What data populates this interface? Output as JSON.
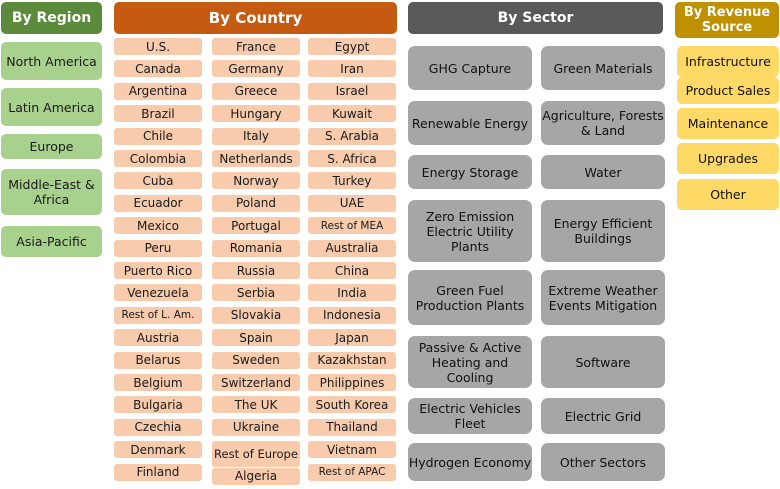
{
  "headers": {
    "region": "By Region",
    "country": "By Country",
    "sector": "By Sector",
    "revenue": "By Revenue Source"
  },
  "regions": [
    "North America",
    "Latin America",
    "Europe",
    "Middle-East & Africa",
    "Asia-Pacific"
  ],
  "countries": {
    "col1": [
      "U.S.",
      "Canada",
      "Argentina",
      "Brazil",
      "Chile",
      "Colombia",
      "Cuba",
      "Ecuador",
      "Mexico",
      "Peru",
      "Puerto Rico",
      "Venezuela",
      "Rest of L. Am.",
      "Austria",
      "Belarus",
      "Belgium",
      "Bulgaria",
      "Czechia",
      "Denmark",
      "Finland"
    ],
    "col2": [
      "France",
      "Germany",
      "Greece",
      "Hungary",
      "Italy",
      "Netherlands",
      "Norway",
      "Poland",
      "Portugal",
      "Romania",
      "Russia",
      "Serbia",
      "Slovakia",
      "Spain",
      "Sweden",
      "Switzerland",
      "The UK",
      "Ukraine",
      "Rest of Europe",
      "Algeria"
    ],
    "col3": [
      "Egypt",
      "Iran",
      "Israel",
      "Kuwait",
      "S. Arabia",
      "S. Africa",
      "Turkey",
      "UAE",
      "Rest of MEA",
      "Australia",
      "China",
      "India",
      "Indonesia",
      "Japan",
      "Kazakhstan",
      "Philippines",
      "South Korea",
      "Thailand",
      "Vietnam",
      "Rest of APAC"
    ]
  },
  "sectors": {
    "left": [
      "GHG Capture",
      "Renewable Energy",
      "Energy Storage",
      "Zero Emission Electric Utility Plants",
      "Green Fuel Production Plants",
      "Passive & Active Heating and Cooling",
      "Electric Vehicles Fleet",
      "Hydrogen Economy"
    ],
    "right": [
      "Green Materials",
      "Agriculture, Forests & Land",
      "Water",
      "Energy Efficient Buildings",
      "Extreme Weather Events Mitigation",
      "Software",
      "Electric Grid",
      "Other Sectors"
    ]
  },
  "revenue_sources": [
    "Infrastructure",
    "Product Sales",
    "Maintenance",
    "Upgrades",
    "Other"
  ],
  "colors": {
    "region_header": "#5a8a3a",
    "region_box": "#a9d18e",
    "country_header": "#c55a11",
    "country_box": "#f8cbad",
    "sector_header": "#595959",
    "sector_box": "#a6a6a6",
    "revenue_header": "#bf9000",
    "revenue_box": "#ffd966"
  }
}
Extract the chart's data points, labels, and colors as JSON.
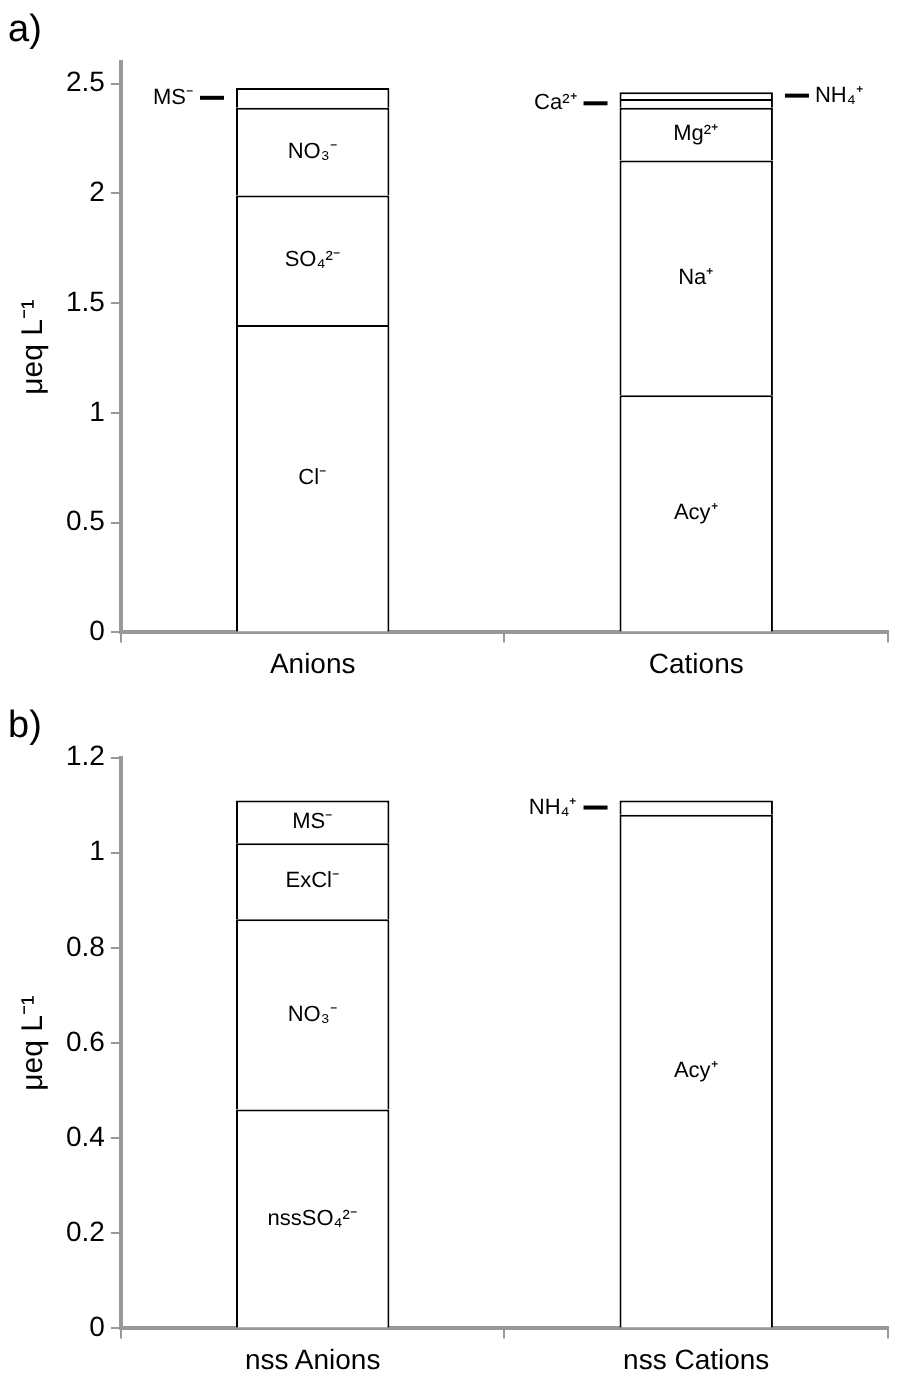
{
  "chart_data": [
    {
      "type": "bar",
      "title": "a)",
      "ylabel": "μeq L⁻¹",
      "categories": [
        "Anions",
        "Cations"
      ],
      "stacked": true,
      "legend": false,
      "grid": false,
      "ylim": [
        0,
        2.6
      ],
      "yticks": [
        0,
        0.5,
        1,
        1.5,
        2,
        2.5
      ],
      "series": [
        {
          "name": "Cl⁻",
          "color": "#ffffff",
          "values": [
            1.4,
            null
          ]
        },
        {
          "name": "SO₄²⁻",
          "color": "#ffffff",
          "values": [
            0.59,
            null
          ]
        },
        {
          "name": "NO₃⁻",
          "color": "#ffffff",
          "values": [
            0.4,
            null
          ]
        },
        {
          "name": "MS⁻",
          "color": "#ffffff",
          "values": [
            0.09,
            null
          ]
        },
        {
          "name": "Acy⁺",
          "color": "#ffffff",
          "values": [
            null,
            1.08
          ]
        },
        {
          "name": "Na⁺",
          "color": "#ffffff",
          "values": [
            null,
            1.07
          ]
        },
        {
          "name": "Mg²⁺",
          "color": "#ffffff",
          "values": [
            null,
            0.24
          ]
        },
        {
          "name": "Ca²⁺",
          "color": "#ffffff",
          "values": [
            null,
            0.04
          ]
        },
        {
          "name": "NH₄⁺",
          "color": "#ffffff",
          "values": [
            null,
            0.03
          ]
        }
      ]
    },
    {
      "type": "bar",
      "title": "b)",
      "ylabel": "μeq L⁻¹",
      "categories": [
        "nss Anions",
        "nss Cations"
      ],
      "stacked": true,
      "legend": false,
      "grid": false,
      "ylim": [
        0,
        1.2
      ],
      "yticks": [
        0,
        0.2,
        0.4,
        0.6,
        0.8,
        1,
        1.2
      ],
      "series": [
        {
          "name": "nssSO₄²⁻",
          "color": "#ffffff",
          "values": [
            0.46,
            null
          ]
        },
        {
          "name": "NO₃⁻",
          "color": "#ffffff",
          "values": [
            0.4,
            null
          ]
        },
        {
          "name": "ExCl⁻",
          "color": "#ffffff",
          "values": [
            0.16,
            null
          ]
        },
        {
          "name": "MS⁻",
          "color": "#ffffff",
          "values": [
            0.09,
            null
          ]
        },
        {
          "name": "Acy⁺",
          "color": "#ffffff",
          "values": [
            null,
            1.08
          ]
        },
        {
          "name": "NH₄⁺",
          "color": "#ffffff",
          "values": [
            null,
            0.03
          ]
        }
      ]
    }
  ]
}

## Task details
Transcribe the full listing above exactly, with the images removed.

## Task response
What data populates this interface? Output as JSON.
{
  "headers": {
    "region": "By Region",
    "country": "By Country",
    "sector": "By Sector",
    "revenue": "By Revenue Source"
  },
  "regions": [
    "North America",
    "Latin America",
    "Europe",
    "Middle-East & Africa",
    "Asia-Pacific"
  ],
  "countries": {
    "col1": [
      "U.S.",
      "Canada",
      "Argentina",
      "Brazil",
      "Chile",
      "Colombia",
      "Cuba",
      "Ecuador",
      "Mexico",
      "Peru",
      "Puerto Rico",
      "Venezuela",
      "Rest of L. Am.",
      "Austria",
      "Belarus",
      "Belgium",
      "Bulgaria",
      "Czechia",
      "Denmark",
      "Finland"
    ],
    "col2": [
      "France",
      "Germany",
      "Greece",
      "Hungary",
      "Italy",
      "Netherlands",
      "Norway",
      "Poland",
      "Portugal",
      "Romania",
      "Russia",
      "Serbia",
      "Slovakia",
      "Spain",
      "Sweden",
      "Switzerland",
      "The UK",
      "Ukraine",
      "Rest of Europe",
      "Algeria"
    ],
    "col3": [
      "Egypt",
      "Iran",
      "Israel",
      "Kuwait",
      "S. Arabia",
      "S. Africa",
      "Turkey",
      "UAE",
      "Rest of MEA",
      "Australia",
      "China",
      "India",
      "Indonesia",
      "Japan",
      "Kazakhstan",
      "Philippines",
      "South Korea",
      "Thailand",
      "Vietnam",
      "Rest of APAC"
    ]
  },
  "sectors": {
    "left": [
      "GHG Capture",
      "Renewable Energy",
      "Energy Storage",
      "Zero Emission Electric Utility Plants",
      "Green Fuel Production Plants",
      "Passive & Active Heating and Cooling",
      "Electric Vehicles Fleet",
      "Hydrogen Economy"
    ],
    "right": [
      "Green Materials",
      "Agriculture, Forests & Land",
      "Water",
      "Energy Efficient Buildings",
      "Extreme Weather Events Mitigation",
      "Software",
      "Electric Grid",
      "Other Sectors"
    ]
  },
  "revenue_sources": [
    "Infrastructure",
    "Product Sales",
    "Maintenance",
    "Upgrades",
    "Other"
  ],
  "colors": {
    "region_header": "#5a8a3a",
    "region_box": "#a9d18e",
    "country_header": "#c55a11",
    "country_box": "#f8cbad",
    "sector_header": "#595959",
    "sector_box": "#a6a6a6",
    "revenue_header": "#bf9000",
    "revenue_box": "#ffd966"
  }
}
Extract the chart's data points, labels, and colors as JSON.
{
  "chart_data": [
    {
      "type": "bar",
      "title": "a)",
      "ylabel": "μeq L⁻¹",
      "categories": [
        "Anions",
        "Cations"
      ],
      "stacked": true,
      "legend": false,
      "grid": false,
      "ylim": [
        0,
        2.6
      ],
      "yticks": [
        0,
        0.5,
        1,
        1.5,
        2,
        2.5
      ],
      "series": [
        {
          "name": "Cl⁻",
          "color": "#ffffff",
          "values": [
            1.4,
            null
          ]
        },
        {
          "name": "SO₄²⁻",
          "color": "#ffffff",
          "values": [
            0.59,
            null
          ]
        },
        {
          "name": "NO₃⁻",
          "color": "#ffffff",
          "values": [
            0.4,
            null
          ]
        },
        {
          "name": "MS⁻",
          "color": "#ffffff",
          "values": [
            0.09,
            null
          ]
        },
        {
          "name": "Acy⁺",
          "color": "#ffffff",
          "values": [
            null,
            1.08
          ]
        },
        {
          "name": "Na⁺",
          "color": "#ffffff",
          "values": [
            null,
            1.07
          ]
        },
        {
          "name": "Mg²⁺",
          "color": "#ffffff",
          "values": [
            null,
            0.24
          ]
        },
        {
          "name": "Ca²⁺",
          "color": "#ffffff",
          "values": [
            null,
            0.04
          ]
        },
        {
          "name": "NH₄⁺",
          "color": "#ffffff",
          "values": [
            null,
            0.03
          ]
        }
      ]
    },
    {
      "type": "bar",
      "title": "b)",
      "ylabel": "μeq L⁻¹",
      "categories": [
        "nss Anions",
        "nss Cations"
      ],
      "stacked": true,
      "legend": false,
      "grid": false,
      "ylim": [
        0,
        1.2
      ],
      "yticks": [
        0,
        0.2,
        0.4,
        0.6,
        0.8,
        1,
        1.2
      ],
      "series": [
        {
          "name": "nssSO₄²⁻",
          "color": "#ffffff",
          "values": [
            0.46,
            null
          ]
        },
        {
          "name": "NO₃⁻",
          "color": "#ffffff",
          "values": [
            0.4,
            null
          ]
        },
        {
          "name": "ExCl⁻",
          "color": "#ffffff",
          "values": [
            0.16,
            null
          ]
        },
        {
          "name": "MS⁻",
          "color": "#ffffff",
          "values": [
            0.09,
            null
          ]
        },
        {
          "name": "Acy⁺",
          "color": "#ffffff",
          "values": [
            null,
            1.08
          ]
        },
        {
          "name": "NH₄⁺",
          "color": "#ffffff",
          "values": [
            null,
            0.03
          ]
        }
      ]
    }
  ]
}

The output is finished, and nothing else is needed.